[Tujuan A]:
Sebutkan semua dasar yang dimiliki Pancasila sebagai filsafat menurut teks tentang filsafat Pancasila.
[Tujuan B]:
Ulangi kata demi kata bagian teks tentang filsafat Pancasila yang dimulai dengan "Pada saat itu" dan berlanjut hingga "dalam butir-butir Pancasila.".

[Teks Ditampilkan]:
Pada saat itu Soekarno selalu menyatakan bahwa Pancasila merupakan filsafat
asli Indonesia yang diambil dari budaya dan tradisi Indonesia, serta merupakan
akulturasi budaya India (Hindu-Buddha), Barat (Kristen), dan Arab (Islam).
Filsafat Pancasila menurut Soeharto telah mengalami Indonesianisasi. Semua sila
dalam Pancasila adalah asli diangkat dari budaya Indonesia dan selanjutnya
dijabarkan menjadi lebih rinci ke dalam butir-butir Pancasila.
Filsafat Pancasila dapat
digolongkan sebagai filsafat praktis sehingga filsafat Pancasila tidak hanya
mengandung pemikiran yang sedalam-dalamnya atau tidak hanya bertujuan mencari,
tetapi hasil pemikiran yang berwujud filsafat Pancasila tersebut dipergunakan
sebagai pedoman hidup sehari-hari (way of life atau weltanschauung)
agar hidup bangsa Indonesia dapat mencapai kebahagiaan lahir dan batin, baik di
dunia maupun di akhirat (Salam, 1988: 23-24). Sebagai filsafat, Pancasila memiliki
dasar ontologis, epistemologis, dan aksiologis, seperti diuraikan di bawah ini.
Karakteristik Sistem Filsafat Pancasila
Sebagai filsafat, Pancasila memiliki karakteristik sistem
filsafat tersendiri yang berbeda dengan filsafat lainnya, yaitu Sila-sila
Pancasila merupakan satu-kesatuan sistem yang bulat dan utuh (sebagai suatu
totalitas). Dengan pengertian lain, apabila tidak bulat dan utuh atau satu sila
dengan sila lainnya terpisah-pisah, maka itu bukan Pancasila.

Butir data:
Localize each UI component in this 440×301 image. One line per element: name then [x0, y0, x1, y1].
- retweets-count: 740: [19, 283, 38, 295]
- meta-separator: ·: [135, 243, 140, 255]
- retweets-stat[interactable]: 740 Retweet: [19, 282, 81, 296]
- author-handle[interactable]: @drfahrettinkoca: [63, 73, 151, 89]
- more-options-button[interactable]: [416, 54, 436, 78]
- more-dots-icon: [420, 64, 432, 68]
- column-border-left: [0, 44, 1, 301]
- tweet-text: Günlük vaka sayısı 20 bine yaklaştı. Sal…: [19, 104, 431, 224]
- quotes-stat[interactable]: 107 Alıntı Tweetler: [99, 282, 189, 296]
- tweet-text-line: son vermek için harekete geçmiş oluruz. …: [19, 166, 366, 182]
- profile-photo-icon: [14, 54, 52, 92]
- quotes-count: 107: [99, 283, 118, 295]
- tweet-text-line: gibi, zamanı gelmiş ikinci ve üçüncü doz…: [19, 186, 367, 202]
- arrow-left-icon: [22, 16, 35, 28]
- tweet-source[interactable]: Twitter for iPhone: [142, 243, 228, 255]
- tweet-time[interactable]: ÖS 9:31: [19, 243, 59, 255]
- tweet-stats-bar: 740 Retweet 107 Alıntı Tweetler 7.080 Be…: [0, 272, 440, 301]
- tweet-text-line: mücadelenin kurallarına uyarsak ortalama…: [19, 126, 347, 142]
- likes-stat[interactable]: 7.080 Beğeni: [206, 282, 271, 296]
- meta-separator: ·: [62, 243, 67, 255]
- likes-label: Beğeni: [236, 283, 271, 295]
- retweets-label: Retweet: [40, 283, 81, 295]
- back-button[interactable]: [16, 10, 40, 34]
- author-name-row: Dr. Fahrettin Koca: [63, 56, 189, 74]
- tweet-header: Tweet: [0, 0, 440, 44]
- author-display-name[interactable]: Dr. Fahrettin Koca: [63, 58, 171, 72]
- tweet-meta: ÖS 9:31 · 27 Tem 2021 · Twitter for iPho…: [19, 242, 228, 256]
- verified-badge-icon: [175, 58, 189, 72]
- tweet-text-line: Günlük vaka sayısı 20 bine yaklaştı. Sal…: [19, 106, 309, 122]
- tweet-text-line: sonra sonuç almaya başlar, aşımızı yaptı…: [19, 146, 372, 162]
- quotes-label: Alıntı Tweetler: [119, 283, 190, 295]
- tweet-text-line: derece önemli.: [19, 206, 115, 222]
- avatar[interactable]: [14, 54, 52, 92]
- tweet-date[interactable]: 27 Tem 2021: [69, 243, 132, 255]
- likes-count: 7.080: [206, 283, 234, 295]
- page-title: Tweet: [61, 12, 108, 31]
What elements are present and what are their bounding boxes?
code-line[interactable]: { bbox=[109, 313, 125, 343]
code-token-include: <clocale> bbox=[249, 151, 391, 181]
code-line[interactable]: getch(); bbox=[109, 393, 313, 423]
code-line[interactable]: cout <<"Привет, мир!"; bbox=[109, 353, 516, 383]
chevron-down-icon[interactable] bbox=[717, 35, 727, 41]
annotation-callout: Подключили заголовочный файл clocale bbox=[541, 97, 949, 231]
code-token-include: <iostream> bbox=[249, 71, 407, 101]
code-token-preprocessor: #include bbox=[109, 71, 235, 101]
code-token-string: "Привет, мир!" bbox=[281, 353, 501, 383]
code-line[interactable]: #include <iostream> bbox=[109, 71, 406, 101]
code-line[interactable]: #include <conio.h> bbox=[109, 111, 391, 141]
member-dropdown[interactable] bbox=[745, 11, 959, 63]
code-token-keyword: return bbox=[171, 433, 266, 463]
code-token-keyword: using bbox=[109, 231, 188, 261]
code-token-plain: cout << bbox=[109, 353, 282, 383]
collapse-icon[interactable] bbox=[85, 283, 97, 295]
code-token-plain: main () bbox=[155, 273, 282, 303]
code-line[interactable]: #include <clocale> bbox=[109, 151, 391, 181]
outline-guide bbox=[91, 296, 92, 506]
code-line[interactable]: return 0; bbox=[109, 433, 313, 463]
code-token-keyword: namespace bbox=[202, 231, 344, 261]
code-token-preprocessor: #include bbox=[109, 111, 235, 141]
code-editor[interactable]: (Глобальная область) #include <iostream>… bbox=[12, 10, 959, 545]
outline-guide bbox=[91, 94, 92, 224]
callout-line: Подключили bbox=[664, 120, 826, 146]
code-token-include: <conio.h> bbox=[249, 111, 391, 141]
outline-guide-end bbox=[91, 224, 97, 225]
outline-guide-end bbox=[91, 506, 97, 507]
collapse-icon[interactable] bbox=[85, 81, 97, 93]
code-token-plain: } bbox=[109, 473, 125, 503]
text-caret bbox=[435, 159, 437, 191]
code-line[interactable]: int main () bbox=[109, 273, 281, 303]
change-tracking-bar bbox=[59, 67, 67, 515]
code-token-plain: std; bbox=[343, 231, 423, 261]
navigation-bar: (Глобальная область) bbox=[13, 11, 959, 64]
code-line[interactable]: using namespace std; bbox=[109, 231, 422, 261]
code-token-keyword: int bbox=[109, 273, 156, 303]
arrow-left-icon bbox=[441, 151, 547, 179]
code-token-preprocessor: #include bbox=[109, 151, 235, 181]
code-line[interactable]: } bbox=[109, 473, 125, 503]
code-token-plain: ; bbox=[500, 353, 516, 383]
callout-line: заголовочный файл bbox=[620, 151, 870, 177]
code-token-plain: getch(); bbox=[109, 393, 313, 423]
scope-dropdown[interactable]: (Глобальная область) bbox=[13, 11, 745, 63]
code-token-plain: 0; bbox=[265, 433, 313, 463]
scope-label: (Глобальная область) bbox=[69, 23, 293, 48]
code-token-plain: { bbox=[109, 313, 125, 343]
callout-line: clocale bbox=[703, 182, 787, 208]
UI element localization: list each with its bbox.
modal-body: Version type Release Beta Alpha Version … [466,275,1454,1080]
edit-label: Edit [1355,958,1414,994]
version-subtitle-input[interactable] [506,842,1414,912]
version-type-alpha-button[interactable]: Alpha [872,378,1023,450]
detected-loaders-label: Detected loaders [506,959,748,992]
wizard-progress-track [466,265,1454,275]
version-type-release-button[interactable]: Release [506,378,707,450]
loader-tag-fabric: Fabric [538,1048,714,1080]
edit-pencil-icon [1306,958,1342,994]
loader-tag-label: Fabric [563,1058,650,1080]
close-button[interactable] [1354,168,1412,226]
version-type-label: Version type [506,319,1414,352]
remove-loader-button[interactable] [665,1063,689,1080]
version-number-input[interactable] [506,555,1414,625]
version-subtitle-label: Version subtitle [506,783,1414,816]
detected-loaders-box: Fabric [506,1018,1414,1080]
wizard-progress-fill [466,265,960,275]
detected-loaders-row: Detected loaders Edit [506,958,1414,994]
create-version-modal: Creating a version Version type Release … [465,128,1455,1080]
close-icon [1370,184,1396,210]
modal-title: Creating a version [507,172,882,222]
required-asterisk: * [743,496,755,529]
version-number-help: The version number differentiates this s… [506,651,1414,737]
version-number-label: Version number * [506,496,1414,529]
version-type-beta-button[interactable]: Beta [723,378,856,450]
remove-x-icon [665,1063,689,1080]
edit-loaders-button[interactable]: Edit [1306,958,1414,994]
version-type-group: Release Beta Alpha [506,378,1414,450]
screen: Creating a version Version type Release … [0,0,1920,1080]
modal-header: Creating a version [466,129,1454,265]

[Hasil Latihan A]:
Ontologis, epistemologis, dan aksiologis.

[Hasil Latihan B]:
Pada saat itu Soekarno selalu menyatakan bahwa Pancasila merupakan filsafat
asli Indonesia yang diambil dari budaya dan tradisi Indonesia, serta merupakan
akulturasi budaya India (Hindu-Buddha), Barat (Kristen), dan Arab (Islam).
Filsafat Pancasila menurut Soeharto telah mengalami Indonesianisasi. Semua sila
dalam Pancasila adalah asli diangkat dari budaya Indonesia dan selanjutnya
dijabarkan menjadi lebih rinci ke dalam butir-butir Pancasila.